» **Data for this exercise**
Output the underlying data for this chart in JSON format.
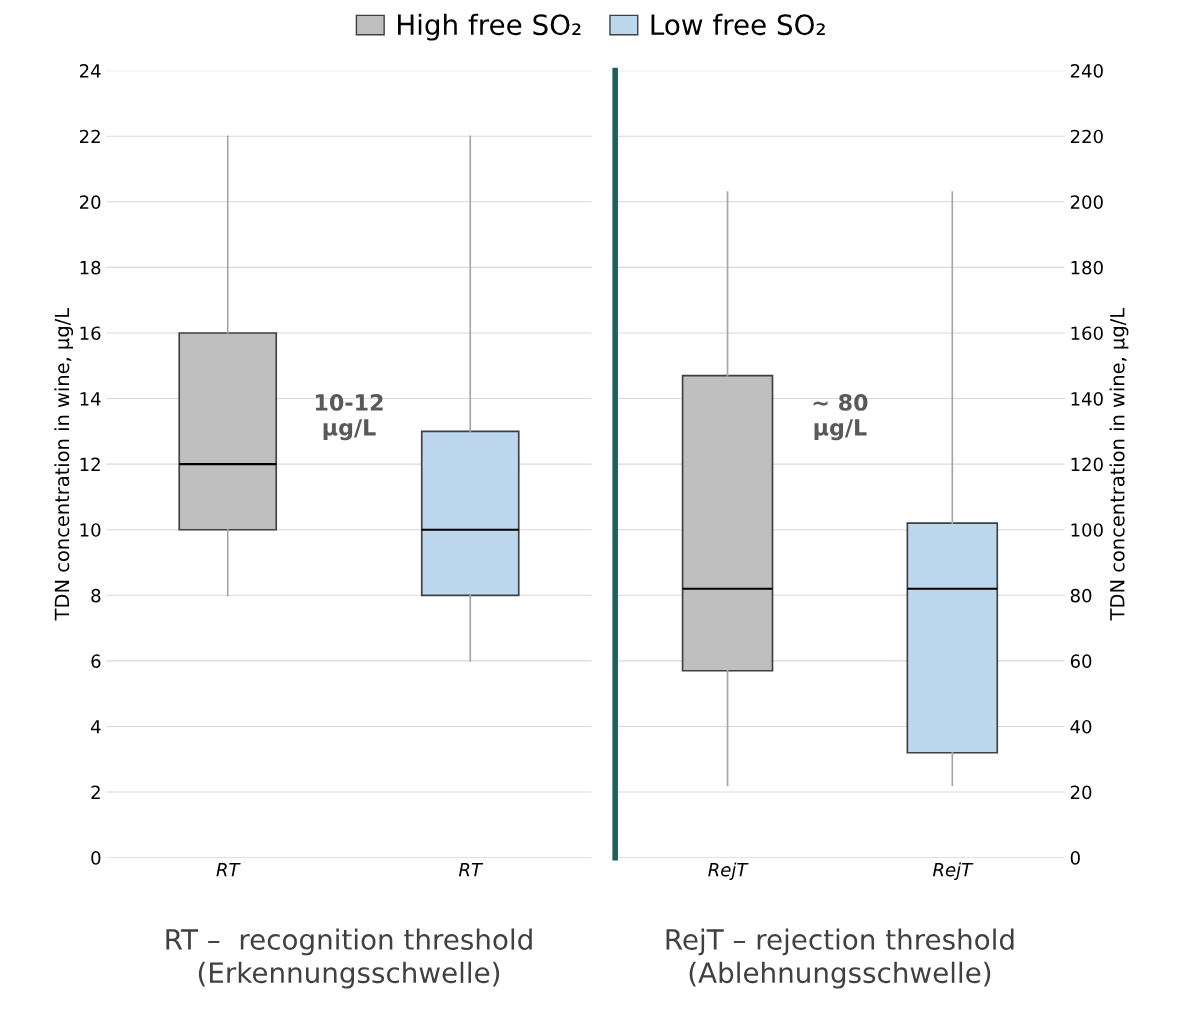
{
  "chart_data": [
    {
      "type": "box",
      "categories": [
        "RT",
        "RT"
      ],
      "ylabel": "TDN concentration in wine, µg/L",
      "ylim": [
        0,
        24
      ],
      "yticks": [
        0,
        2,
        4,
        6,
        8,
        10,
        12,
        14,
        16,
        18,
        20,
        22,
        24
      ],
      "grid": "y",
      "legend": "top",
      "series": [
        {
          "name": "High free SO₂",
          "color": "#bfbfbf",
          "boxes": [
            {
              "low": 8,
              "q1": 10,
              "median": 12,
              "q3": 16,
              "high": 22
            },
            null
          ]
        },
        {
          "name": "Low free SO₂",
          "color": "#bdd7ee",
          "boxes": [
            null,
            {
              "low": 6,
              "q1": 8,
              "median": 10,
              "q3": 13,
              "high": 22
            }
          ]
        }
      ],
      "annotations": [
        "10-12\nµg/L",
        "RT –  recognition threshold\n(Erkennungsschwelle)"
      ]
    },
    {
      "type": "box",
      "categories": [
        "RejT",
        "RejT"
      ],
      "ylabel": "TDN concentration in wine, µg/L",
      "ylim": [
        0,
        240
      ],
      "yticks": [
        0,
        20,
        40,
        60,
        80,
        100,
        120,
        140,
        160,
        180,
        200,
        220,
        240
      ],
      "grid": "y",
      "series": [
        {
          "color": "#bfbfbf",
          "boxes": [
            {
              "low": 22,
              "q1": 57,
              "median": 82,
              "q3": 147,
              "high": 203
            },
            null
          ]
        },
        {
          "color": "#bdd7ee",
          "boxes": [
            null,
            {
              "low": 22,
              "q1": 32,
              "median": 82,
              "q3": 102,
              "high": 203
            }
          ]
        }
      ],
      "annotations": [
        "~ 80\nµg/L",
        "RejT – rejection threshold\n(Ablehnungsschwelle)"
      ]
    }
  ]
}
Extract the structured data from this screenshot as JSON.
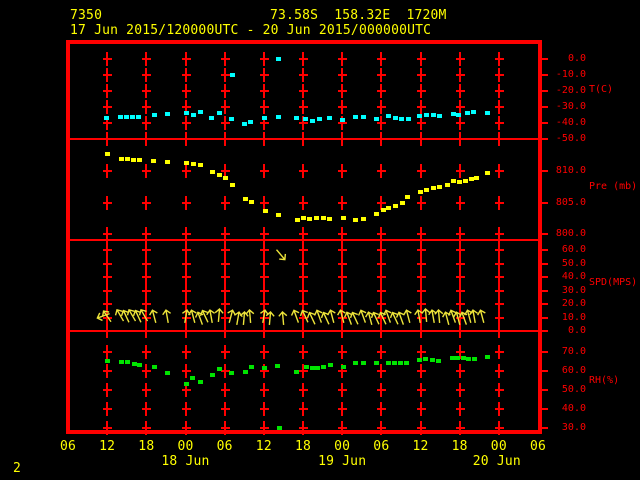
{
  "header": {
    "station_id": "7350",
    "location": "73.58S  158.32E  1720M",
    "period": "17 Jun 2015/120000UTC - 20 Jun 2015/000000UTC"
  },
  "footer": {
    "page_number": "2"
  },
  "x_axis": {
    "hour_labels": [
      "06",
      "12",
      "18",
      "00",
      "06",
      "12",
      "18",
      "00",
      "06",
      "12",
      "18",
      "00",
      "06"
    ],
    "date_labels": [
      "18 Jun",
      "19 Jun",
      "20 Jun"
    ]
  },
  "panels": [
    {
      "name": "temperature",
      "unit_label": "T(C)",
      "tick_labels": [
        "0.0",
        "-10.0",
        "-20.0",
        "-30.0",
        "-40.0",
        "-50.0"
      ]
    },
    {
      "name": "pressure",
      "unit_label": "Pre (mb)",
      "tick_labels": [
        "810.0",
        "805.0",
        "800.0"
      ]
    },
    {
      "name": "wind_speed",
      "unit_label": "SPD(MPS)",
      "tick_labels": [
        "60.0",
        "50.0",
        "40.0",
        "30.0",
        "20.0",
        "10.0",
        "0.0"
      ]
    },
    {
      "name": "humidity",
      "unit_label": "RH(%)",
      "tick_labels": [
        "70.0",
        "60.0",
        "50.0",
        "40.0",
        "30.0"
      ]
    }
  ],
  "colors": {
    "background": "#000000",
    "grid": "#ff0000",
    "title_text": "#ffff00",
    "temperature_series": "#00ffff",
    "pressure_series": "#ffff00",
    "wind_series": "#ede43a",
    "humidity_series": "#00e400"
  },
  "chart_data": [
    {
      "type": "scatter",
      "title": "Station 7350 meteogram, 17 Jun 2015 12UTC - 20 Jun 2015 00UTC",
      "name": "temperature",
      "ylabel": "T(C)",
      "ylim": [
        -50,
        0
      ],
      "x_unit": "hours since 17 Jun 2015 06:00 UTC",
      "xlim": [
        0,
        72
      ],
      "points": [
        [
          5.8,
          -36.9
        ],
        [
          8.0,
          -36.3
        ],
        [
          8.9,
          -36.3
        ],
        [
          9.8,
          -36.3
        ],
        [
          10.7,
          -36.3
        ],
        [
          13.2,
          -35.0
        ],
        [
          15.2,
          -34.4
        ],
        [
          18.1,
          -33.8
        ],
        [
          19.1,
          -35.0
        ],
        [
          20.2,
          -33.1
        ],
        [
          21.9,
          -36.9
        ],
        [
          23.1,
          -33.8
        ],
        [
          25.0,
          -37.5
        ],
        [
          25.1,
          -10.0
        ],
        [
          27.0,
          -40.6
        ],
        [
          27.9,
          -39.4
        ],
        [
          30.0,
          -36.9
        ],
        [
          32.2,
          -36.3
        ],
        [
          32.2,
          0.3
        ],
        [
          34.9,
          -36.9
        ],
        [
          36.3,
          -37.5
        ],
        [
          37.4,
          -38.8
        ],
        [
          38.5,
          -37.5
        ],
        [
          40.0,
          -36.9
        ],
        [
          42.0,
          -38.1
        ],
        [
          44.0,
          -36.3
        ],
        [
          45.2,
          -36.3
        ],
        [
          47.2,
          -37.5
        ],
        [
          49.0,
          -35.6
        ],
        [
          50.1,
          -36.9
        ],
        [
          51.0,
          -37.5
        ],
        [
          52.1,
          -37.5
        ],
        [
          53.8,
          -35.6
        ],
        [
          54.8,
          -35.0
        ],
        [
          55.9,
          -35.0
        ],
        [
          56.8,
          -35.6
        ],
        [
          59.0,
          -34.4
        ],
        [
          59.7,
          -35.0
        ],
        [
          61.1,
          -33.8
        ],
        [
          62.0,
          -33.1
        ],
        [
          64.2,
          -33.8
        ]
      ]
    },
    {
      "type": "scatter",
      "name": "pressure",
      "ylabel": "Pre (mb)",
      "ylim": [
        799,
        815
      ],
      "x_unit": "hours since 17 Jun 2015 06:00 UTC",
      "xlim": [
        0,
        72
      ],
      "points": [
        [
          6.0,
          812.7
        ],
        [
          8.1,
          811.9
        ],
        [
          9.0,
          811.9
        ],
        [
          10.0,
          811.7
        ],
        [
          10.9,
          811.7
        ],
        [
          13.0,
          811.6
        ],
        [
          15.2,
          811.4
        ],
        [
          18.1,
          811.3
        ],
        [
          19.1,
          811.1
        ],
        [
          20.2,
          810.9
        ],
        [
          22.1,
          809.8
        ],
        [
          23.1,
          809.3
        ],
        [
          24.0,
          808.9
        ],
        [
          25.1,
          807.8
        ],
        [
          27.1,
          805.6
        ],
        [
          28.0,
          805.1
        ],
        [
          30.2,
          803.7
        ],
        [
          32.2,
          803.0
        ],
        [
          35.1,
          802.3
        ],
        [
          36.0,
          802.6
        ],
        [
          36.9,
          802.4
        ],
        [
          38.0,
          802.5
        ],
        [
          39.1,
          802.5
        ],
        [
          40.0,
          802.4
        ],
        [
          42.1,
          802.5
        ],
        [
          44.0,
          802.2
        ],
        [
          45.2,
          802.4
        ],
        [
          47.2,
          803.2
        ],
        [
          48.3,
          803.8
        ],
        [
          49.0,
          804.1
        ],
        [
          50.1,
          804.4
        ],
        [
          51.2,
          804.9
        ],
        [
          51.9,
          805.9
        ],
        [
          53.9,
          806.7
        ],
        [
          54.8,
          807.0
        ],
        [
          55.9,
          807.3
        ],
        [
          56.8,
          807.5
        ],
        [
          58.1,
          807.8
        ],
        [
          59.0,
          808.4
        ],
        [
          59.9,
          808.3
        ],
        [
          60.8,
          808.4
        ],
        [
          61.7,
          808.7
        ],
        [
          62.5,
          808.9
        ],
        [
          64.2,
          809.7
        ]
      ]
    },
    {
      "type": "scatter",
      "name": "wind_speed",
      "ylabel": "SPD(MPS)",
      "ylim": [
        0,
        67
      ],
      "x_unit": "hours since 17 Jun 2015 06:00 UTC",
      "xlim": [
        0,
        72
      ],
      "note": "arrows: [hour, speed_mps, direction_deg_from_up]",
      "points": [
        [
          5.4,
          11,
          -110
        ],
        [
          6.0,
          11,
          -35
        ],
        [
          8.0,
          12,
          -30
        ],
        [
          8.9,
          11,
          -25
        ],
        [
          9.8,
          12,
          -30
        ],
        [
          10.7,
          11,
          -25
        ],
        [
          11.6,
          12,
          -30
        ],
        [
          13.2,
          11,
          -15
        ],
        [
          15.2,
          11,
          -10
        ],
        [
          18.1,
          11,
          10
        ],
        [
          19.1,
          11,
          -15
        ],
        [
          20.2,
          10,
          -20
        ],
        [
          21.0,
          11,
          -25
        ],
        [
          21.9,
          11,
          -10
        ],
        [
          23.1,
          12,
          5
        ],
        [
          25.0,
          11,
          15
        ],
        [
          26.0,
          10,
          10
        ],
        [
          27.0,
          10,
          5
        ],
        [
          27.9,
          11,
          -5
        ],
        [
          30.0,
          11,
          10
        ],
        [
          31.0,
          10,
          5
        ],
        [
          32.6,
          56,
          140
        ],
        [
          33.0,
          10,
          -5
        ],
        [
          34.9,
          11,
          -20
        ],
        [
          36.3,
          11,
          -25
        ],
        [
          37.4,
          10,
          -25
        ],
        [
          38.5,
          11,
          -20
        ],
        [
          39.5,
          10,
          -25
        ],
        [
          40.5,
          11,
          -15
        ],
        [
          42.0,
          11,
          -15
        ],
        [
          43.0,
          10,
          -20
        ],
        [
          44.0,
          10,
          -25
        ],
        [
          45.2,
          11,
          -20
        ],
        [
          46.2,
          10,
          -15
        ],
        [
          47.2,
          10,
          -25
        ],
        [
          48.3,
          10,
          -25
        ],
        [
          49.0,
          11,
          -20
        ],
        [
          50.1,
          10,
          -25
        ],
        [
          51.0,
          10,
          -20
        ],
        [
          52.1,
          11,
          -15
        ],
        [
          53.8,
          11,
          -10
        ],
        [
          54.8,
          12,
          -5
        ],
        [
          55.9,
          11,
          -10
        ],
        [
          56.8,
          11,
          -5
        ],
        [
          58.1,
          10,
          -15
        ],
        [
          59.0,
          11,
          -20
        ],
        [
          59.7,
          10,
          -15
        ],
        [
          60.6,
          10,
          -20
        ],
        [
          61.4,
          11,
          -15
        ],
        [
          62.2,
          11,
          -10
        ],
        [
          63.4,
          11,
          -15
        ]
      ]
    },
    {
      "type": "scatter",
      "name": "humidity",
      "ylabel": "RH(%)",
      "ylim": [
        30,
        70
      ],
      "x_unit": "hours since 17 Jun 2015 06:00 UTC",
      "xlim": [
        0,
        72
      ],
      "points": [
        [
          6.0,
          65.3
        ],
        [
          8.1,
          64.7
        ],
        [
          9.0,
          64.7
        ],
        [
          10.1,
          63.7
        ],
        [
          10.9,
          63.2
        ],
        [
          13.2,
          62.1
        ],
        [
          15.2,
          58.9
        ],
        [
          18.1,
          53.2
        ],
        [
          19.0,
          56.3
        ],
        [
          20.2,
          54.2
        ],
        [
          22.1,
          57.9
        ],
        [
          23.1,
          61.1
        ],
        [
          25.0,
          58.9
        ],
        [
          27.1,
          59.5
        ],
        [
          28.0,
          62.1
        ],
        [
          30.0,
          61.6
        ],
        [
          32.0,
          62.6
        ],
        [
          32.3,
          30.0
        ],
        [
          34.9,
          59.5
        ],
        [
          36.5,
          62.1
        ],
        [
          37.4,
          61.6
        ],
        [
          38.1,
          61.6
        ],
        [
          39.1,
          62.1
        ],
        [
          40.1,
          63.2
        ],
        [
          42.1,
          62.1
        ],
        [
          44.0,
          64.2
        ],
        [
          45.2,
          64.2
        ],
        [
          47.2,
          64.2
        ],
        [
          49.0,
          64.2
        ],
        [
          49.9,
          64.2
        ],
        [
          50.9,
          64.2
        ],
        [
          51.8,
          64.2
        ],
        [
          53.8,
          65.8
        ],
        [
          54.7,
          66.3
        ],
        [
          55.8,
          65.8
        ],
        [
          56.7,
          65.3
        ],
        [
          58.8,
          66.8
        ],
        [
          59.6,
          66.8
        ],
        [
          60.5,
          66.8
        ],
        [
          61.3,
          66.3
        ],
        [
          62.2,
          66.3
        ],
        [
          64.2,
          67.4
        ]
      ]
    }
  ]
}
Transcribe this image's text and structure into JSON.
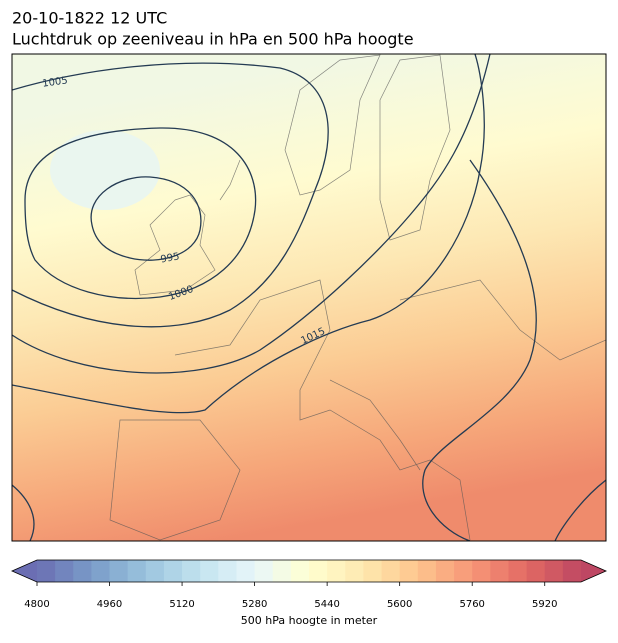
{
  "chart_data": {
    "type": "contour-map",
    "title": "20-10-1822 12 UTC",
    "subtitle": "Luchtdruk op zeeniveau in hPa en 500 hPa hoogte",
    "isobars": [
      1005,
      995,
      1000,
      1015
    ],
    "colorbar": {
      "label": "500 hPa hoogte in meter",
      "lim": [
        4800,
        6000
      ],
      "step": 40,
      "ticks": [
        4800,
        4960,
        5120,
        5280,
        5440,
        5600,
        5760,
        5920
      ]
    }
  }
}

» **Given problem**
Starting at the line containing "Transcribe this image's", write out each line through the last one in the listing above, inclusive, and nothing else. Pictures are excluded from the copy.

» **Answer to the exercise**
Transcribe this image's text and structure into JSON.
{
  "chart_data": {
    "type": "contour-map",
    "title": "20-10-1822 12 UTC",
    "subtitle": "Luchtdruk op zeeniveau in hPa en 500 hPa hoogte",
    "isobars": [
      1005,
      995,
      1000,
      1015
    ],
    "colorbar": {
      "label": "500 hPa hoogte in meter",
      "lim": [
        4800,
        6000
      ],
      "step": 40,
      "ticks": [
        4800,
        4960,
        5120,
        5280,
        5440,
        5600,
        5760,
        5920
      ]
    }
  }
}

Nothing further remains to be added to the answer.